INPUT RECORDS:
··········
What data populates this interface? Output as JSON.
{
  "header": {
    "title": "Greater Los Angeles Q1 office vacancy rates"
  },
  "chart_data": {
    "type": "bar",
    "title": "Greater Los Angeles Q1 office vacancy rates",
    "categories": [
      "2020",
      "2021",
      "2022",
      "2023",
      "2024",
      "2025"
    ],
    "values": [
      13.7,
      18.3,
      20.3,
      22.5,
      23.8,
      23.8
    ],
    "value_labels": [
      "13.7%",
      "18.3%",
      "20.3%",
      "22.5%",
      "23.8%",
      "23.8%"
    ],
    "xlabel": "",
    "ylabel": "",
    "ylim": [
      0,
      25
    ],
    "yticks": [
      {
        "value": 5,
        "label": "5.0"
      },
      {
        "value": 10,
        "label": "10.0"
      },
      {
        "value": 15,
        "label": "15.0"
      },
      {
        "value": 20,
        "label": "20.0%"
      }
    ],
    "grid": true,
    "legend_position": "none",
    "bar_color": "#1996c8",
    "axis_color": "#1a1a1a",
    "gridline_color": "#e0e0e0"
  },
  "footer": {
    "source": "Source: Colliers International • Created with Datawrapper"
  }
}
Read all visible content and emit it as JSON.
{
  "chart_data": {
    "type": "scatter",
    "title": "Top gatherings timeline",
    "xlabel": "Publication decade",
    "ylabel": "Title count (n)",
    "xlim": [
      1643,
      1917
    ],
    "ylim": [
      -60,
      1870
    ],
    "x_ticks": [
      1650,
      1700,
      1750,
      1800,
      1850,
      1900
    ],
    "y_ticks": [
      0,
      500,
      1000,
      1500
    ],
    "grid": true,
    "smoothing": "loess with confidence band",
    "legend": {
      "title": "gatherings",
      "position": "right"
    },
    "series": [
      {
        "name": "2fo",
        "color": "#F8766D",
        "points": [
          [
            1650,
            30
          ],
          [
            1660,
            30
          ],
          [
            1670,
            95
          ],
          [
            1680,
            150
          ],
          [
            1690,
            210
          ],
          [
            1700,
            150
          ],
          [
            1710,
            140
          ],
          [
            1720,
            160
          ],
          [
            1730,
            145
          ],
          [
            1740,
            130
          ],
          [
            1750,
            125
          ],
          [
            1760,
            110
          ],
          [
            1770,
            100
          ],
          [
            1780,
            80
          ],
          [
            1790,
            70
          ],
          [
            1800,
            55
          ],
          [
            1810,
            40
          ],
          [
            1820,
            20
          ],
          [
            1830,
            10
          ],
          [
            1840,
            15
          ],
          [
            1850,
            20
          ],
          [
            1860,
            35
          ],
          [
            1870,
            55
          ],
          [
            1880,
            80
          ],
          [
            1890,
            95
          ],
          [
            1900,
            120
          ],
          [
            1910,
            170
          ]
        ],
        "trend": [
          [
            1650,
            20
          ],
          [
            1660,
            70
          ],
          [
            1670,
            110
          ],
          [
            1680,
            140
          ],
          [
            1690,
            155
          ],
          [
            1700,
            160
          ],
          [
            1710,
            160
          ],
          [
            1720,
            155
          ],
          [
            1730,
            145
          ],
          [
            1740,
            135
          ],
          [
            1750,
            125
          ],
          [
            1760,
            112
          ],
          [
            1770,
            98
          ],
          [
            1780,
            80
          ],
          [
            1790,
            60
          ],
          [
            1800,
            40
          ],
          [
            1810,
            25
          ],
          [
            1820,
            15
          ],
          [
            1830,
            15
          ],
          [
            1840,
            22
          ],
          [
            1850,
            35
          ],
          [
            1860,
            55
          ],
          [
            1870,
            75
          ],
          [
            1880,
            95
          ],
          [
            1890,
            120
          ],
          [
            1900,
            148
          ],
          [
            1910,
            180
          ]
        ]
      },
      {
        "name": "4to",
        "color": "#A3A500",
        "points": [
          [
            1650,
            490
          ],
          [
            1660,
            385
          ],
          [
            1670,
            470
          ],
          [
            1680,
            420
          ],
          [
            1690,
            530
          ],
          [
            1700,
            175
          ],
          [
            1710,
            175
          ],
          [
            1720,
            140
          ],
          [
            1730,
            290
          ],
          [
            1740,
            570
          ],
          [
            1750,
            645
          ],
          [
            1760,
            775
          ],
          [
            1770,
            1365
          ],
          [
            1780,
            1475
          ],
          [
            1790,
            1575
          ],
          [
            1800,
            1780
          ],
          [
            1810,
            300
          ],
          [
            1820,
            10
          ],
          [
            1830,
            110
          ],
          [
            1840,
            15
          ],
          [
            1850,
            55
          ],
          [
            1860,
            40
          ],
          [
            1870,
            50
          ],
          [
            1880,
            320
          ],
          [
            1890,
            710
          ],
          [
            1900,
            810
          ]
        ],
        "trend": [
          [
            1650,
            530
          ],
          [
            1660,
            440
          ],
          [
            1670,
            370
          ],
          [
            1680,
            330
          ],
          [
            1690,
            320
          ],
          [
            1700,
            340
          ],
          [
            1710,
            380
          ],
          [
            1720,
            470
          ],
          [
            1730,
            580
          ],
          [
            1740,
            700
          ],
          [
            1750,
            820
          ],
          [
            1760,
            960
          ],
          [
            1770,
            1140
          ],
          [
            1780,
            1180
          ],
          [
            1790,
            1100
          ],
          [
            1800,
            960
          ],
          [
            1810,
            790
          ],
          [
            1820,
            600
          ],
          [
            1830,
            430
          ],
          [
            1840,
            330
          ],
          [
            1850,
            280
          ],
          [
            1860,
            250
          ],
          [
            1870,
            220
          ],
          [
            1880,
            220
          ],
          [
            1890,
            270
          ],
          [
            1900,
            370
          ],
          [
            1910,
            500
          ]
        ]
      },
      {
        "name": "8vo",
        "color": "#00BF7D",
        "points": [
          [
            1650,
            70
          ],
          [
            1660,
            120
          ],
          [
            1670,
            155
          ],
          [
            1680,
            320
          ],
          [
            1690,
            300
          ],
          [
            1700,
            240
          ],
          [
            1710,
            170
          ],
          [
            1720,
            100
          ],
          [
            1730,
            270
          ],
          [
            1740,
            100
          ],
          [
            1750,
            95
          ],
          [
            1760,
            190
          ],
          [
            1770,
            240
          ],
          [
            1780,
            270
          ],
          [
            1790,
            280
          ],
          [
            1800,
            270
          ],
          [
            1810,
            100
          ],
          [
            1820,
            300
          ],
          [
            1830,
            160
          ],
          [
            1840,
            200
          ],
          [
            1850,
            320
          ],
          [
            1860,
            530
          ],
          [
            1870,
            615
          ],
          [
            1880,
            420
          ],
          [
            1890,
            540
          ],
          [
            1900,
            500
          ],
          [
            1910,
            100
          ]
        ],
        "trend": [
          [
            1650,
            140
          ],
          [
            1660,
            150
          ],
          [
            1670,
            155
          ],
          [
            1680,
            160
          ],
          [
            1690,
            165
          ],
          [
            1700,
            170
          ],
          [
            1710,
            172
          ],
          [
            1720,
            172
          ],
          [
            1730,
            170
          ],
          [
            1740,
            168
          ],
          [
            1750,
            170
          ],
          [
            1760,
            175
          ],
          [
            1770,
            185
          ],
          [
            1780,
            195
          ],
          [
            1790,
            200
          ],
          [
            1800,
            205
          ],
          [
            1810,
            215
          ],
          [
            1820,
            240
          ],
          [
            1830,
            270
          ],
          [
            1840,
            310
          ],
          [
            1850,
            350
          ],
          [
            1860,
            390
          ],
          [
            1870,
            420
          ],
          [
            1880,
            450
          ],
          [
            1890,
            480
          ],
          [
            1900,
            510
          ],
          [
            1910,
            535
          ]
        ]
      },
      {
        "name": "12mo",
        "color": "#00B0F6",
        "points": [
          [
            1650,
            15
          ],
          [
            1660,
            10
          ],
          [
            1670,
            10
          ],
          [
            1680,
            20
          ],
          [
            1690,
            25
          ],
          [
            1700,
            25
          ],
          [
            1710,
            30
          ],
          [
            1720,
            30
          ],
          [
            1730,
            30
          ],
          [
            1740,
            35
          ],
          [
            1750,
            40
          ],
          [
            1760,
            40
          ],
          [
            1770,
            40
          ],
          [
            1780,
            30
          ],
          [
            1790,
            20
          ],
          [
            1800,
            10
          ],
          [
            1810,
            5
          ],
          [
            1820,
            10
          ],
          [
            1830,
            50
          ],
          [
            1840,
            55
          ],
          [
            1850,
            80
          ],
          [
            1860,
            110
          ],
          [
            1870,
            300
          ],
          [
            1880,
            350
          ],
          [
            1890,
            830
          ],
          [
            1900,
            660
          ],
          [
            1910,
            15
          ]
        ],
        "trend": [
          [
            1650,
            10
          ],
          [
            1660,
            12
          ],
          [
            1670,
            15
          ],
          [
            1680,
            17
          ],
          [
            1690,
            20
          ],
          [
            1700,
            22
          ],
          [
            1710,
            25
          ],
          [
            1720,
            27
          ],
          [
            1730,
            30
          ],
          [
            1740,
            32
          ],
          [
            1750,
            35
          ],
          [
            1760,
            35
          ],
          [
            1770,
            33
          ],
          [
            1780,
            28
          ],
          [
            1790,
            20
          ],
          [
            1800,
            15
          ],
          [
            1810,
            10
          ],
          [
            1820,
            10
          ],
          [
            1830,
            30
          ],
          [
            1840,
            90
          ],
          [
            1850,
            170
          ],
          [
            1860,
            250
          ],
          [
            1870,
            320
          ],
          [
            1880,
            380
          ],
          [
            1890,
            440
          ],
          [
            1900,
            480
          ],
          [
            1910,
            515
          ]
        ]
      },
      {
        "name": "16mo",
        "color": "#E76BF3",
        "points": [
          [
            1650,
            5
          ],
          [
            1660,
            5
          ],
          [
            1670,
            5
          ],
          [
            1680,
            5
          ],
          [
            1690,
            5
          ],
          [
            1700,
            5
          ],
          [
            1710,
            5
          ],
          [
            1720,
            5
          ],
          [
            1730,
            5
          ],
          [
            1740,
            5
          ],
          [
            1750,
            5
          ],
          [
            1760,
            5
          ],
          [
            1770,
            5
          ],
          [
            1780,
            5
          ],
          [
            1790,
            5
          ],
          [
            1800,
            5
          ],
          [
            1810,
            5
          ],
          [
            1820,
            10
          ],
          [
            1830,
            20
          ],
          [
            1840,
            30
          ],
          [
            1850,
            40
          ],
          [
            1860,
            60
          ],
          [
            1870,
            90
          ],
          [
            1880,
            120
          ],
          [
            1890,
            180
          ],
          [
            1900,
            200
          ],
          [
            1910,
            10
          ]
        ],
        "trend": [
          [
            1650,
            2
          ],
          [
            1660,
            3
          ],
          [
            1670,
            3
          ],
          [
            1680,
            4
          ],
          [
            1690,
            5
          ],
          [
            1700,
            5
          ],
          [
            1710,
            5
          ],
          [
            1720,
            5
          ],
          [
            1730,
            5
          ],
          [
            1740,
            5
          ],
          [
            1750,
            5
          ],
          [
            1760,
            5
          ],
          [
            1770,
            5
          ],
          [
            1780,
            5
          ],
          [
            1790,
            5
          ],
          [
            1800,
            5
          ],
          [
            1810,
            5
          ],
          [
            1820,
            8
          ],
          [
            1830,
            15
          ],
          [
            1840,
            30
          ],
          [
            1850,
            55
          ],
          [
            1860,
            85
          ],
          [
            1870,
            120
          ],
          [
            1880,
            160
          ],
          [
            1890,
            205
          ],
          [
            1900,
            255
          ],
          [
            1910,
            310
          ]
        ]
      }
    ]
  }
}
··········
JOB: Figure out how many lines above include the string "gatherings", then report that number and nothing else.

EXERCISE RESPONSE: 2